## Goal of the exercise
Every record should be repeated exactly, except that pictures are left out.

----------------

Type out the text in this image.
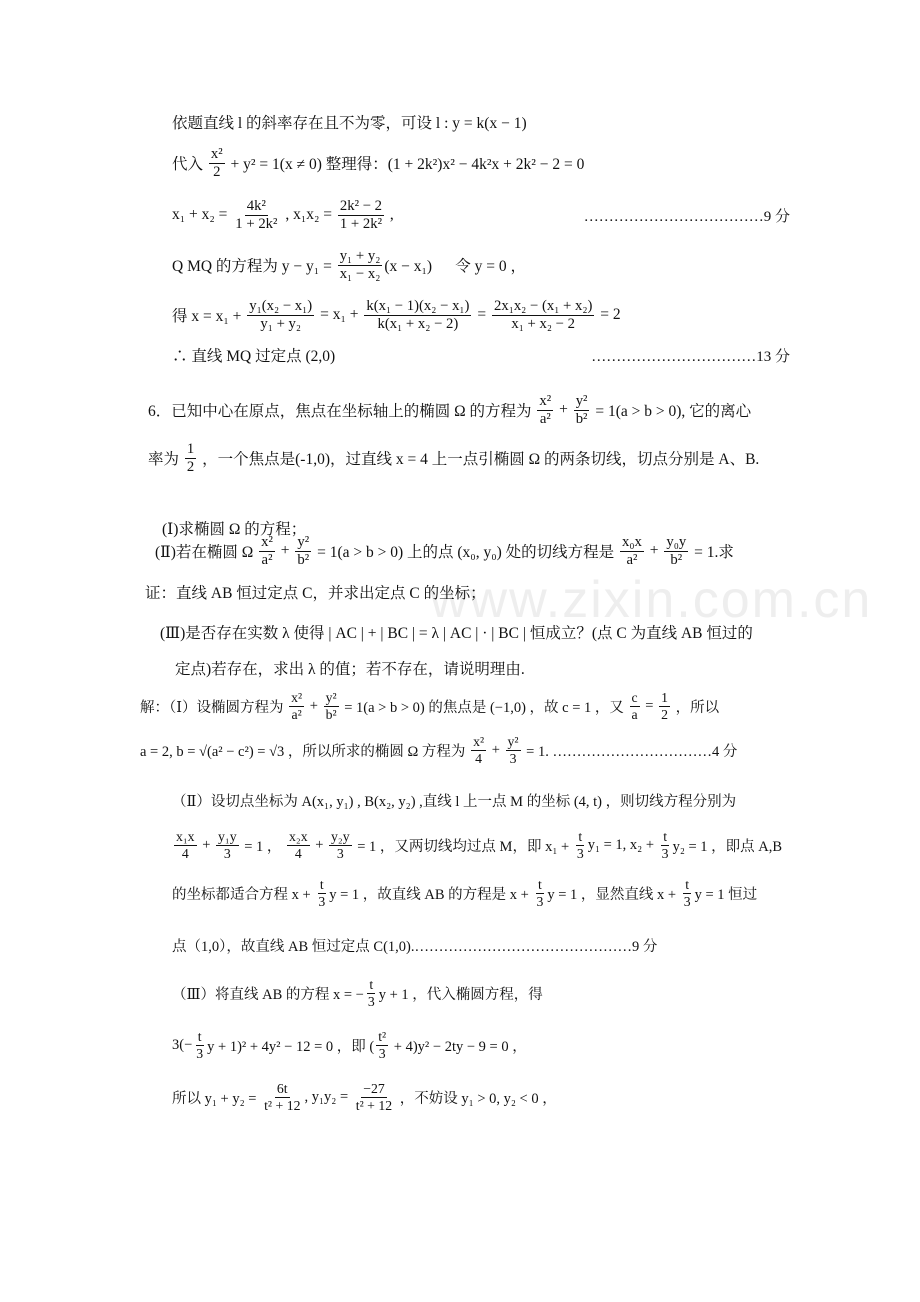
www.zixin.com.cn
依题直线 l 的斜率存在且不为零，可设 l : y = k(x − 1)
代入 $\frac{\text{x²}}{2} + y^2 = 1(x \ne 0)$ 整理得：(1 + 2k²)x² − 4k²x + 2k² − 2 = 0
$x_1 + x_2 = \frac{\text{4k²}}{\text{1 + 2k²}}$ , $x_1x_2 = \frac{\text{2k² − 2}}{\text{1 + 2k²}}$ ,	………………………………9 分
Q MQ 的方程为 $y - y_1 = \frac{\text{y₁ + y₂}}{\text{x₁ − x₂}} (x - x_1)$      令 y = 0 ，
得 $x = x_1 + \frac{\text{y₁(x₂ − x₁)}}{\text{y₁ + y₂}} = x_1 + \frac{\text{k(x₁ − 1)(x₂ − x₁)}}{\text{k(x₁ + x₂ − 2)}} = \frac{\text{2x₁x₂ − (x₁ + x₂)}}{\text{x₁ + x₂ − 2}} = 2$
∴ 直线 MQ 过定点 (2,0)	……………………………13 分
6．已知中心在原点，焦点在坐标轴上的椭圆 Ω 的方程为 $\frac{\text{x²}}{\text{a²}} + \frac{\text{y²}}{\text{b²}} = 1(a > b > 0)$, 它的离心
率为 $\frac{1}{2}$ ，一个焦点是(-1,0)，过直线 x = 4 上一点引椭圆 Ω 的两条切线，切点分别是 A、B.
(Ⅰ)求椭圆 Ω 的方程；
(Ⅱ)若在椭圆 Ω $\frac{\text{x²}}{\text{a²}} + \frac{\text{y²}}{\text{b²}} = 1(a > b > 0)$ 上的点 (x₀, y₀) 处的切线方程是 $\frac{\text{x₀x}}{\text{a²}} + \frac{\text{y₀y}}{\text{b²}} = 1$.求
证：直线 AB 恒过定点 C，并求出定点 C 的坐标；
(Ⅲ)是否存在实数 λ 使得 | AC | + | BC | = λ | AC | · | BC | 恒成立？(点 C 为直线 AB 恒过的
定点)若存在，求出 λ 的值；若不存在，请说明理由.
解：（Ⅰ）设椭圆方程为 $\frac{\text{x²}}{\text{a²}} + \frac{\text{y²}}{\text{b²}} = 1(a > b > 0)$ 的焦点是 (−1,0) ，故 c = 1 ，又 $\frac{c}{a} = \frac{1}{2}$ ，所以
a = 2, b = √(a² − c²) = √3 ，所以所求的椭圆 Ω 方程为 $\frac{\text{x²}}{4} + \frac{\text{y²}}{3} = 1$. ……………………………4 分
（Ⅱ）设切点坐标为 A(x₁, y₁) , B(x₂, y₂) ,直线 l 上一点 M 的坐标 (4, t) ，则切线方程分别为
$\frac{\text{x₁x}}{4} + \frac{\text{y₁y}}{3} = 1$ ， $\frac{\text{x₂x}}{4} + \frac{\text{y₂y}}{3} = 1$ ，又两切线均过点 M，即 $x_1 + \frac{t}{3} y_1 = 1$, $x_2 + \frac{t}{3} y_2 = 1$ ，即点 A,B
的坐标都适合方程 $x + \frac{t}{3}$ y = 1 ，故直线 AB 的方程是 $x + \frac{t}{3}$ y = 1 ，显然直线 $x + \frac{t}{3}$ y = 1 恒过
点（1,0），故直线 AB 恒过定点 C(1,0).………………………………………9 分
（Ⅲ）将直线 AB 的方程 x = − $\frac{t}{3}$ y + 1 ，代入椭圆方程，得
$3(- \frac{t}{3}$ y + 1)² + 4y² − 12 = 0 ，即 ( $\frac{\text{t²}}{3} + 4)y^2 - 2ty - 9 = 0$ ，
所以 $y_1 + y_2 = \frac{6t}{\text{t² + 12}}$ , $y_1y_2 = \frac{-27}{\text{t² + 12}}$ ，不妨设 y₁ > 0, y₂ < 0 ，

----------------

## Exercise response
Type out the text in this image.
www.zixin.com.cn
依题直线 l 的斜率存在且不为零，可设 l : y = k(x − 1)
代入 $\frac{\text{x²}}{2} + y^2 = 1(x \ne 0)$ 整理得：(1 + 2k²)x² − 4k²x + 2k² − 2 = 0
$x_1 + x_2 = \frac{\text{4k²}}{\text{1 + 2k²}}$ , $x_1x_2 = \frac{\text{2k² − 2}}{\text{1 + 2k²}}$ ,	………………………………9 分
Q MQ 的方程为 $y - y_1 = \frac{\text{y₁ + y₂}}{\text{x₁ − x₂}} (x - x_1)$      令 y = 0 ，
得 $x = x_1 + \frac{\text{y₁(x₂ − x₁)}}{\text{y₁ + y₂}} = x_1 + \frac{\text{k(x₁ − 1)(x₂ − x₁)}}{\text{k(x₁ + x₂ − 2)}} = \frac{\text{2x₁x₂ − (x₁ + x₂)}}{\text{x₁ + x₂ − 2}} = 2$
∴ 直线 MQ 过定点 (2,0)	……………………………13 分
6．已知中心在原点，焦点在坐标轴上的椭圆 Ω 的方程为 $\frac{\text{x²}}{\text{a²}} + \frac{\text{y²}}{\text{b²}} = 1(a > b > 0)$, 它的离心
率为 $\frac{1}{2}$ ，一个焦点是(-1,0)，过直线 x = 4 上一点引椭圆 Ω 的两条切线，切点分别是 A、B.
(Ⅰ)求椭圆 Ω 的方程；
(Ⅱ)若在椭圆 Ω $\frac{\text{x²}}{\text{a²}} + \frac{\text{y²}}{\text{b²}} = 1(a > b > 0)$ 上的点 (x₀, y₀) 处的切线方程是 $\frac{\text{x₀x}}{\text{a²}} + \frac{\text{y₀y}}{\text{b²}} = 1$.求
证：直线 AB 恒过定点 C，并求出定点 C 的坐标；
(Ⅲ)是否存在实数 λ 使得 | AC | + | BC | = λ | AC | · | BC | 恒成立？(点 C 为直线 AB 恒过的
定点)若存在，求出 λ 的值；若不存在，请说明理由.
解：（Ⅰ）设椭圆方程为 $\frac{\text{x²}}{\text{a²}} + \frac{\text{y²}}{\text{b²}} = 1(a > b > 0)$ 的焦点是 (−1,0) ，故 c = 1 ，又 $\frac{c}{a} = \frac{1}{2}$ ，所以
a = 2, b = √(a² − c²) = √3 ，所以所求的椭圆 Ω 方程为 $\frac{\text{x²}}{4} + \frac{\text{y²}}{3} = 1$. ……………………………4 分
（Ⅱ）设切点坐标为 A(x₁, y₁) , B(x₂, y₂) ,直线 l 上一点 M 的坐标 (4, t) ，则切线方程分别为
$\frac{\text{x₁x}}{4} + \frac{\text{y₁y}}{3} = 1$ ， $\frac{\text{x₂x}}{4} + \frac{\text{y₂y}}{3} = 1$ ，又两切线均过点 M，即 $x_1 + \frac{t}{3} y_1 = 1$, $x_2 + \frac{t}{3} y_2 = 1$ ，即点 A,B
的坐标都适合方程 $x + \frac{t}{3}$ y = 1 ，故直线 AB 的方程是 $x + \frac{t}{3}$ y = 1 ，显然直线 $x + \frac{t}{3}$ y = 1 恒过
点（1,0），故直线 AB 恒过定点 C(1,0).………………………………………9 分
（Ⅲ）将直线 AB 的方程 x = − $\frac{t}{3}$ y + 1 ，代入椭圆方程，得
$3(- \frac{t}{3}$ y + 1)² + 4y² − 12 = 0 ，即 ( $\frac{\text{t²}}{3} + 4)y^2 - 2ty - 9 = 0$ ，
所以 $y_1 + y_2 = \frac{6t}{\text{t² + 12}}$ , $y_1y_2 = \frac{-27}{\text{t² + 12}}$ ，不妨设 y₁ > 0, y₂ < 0 ，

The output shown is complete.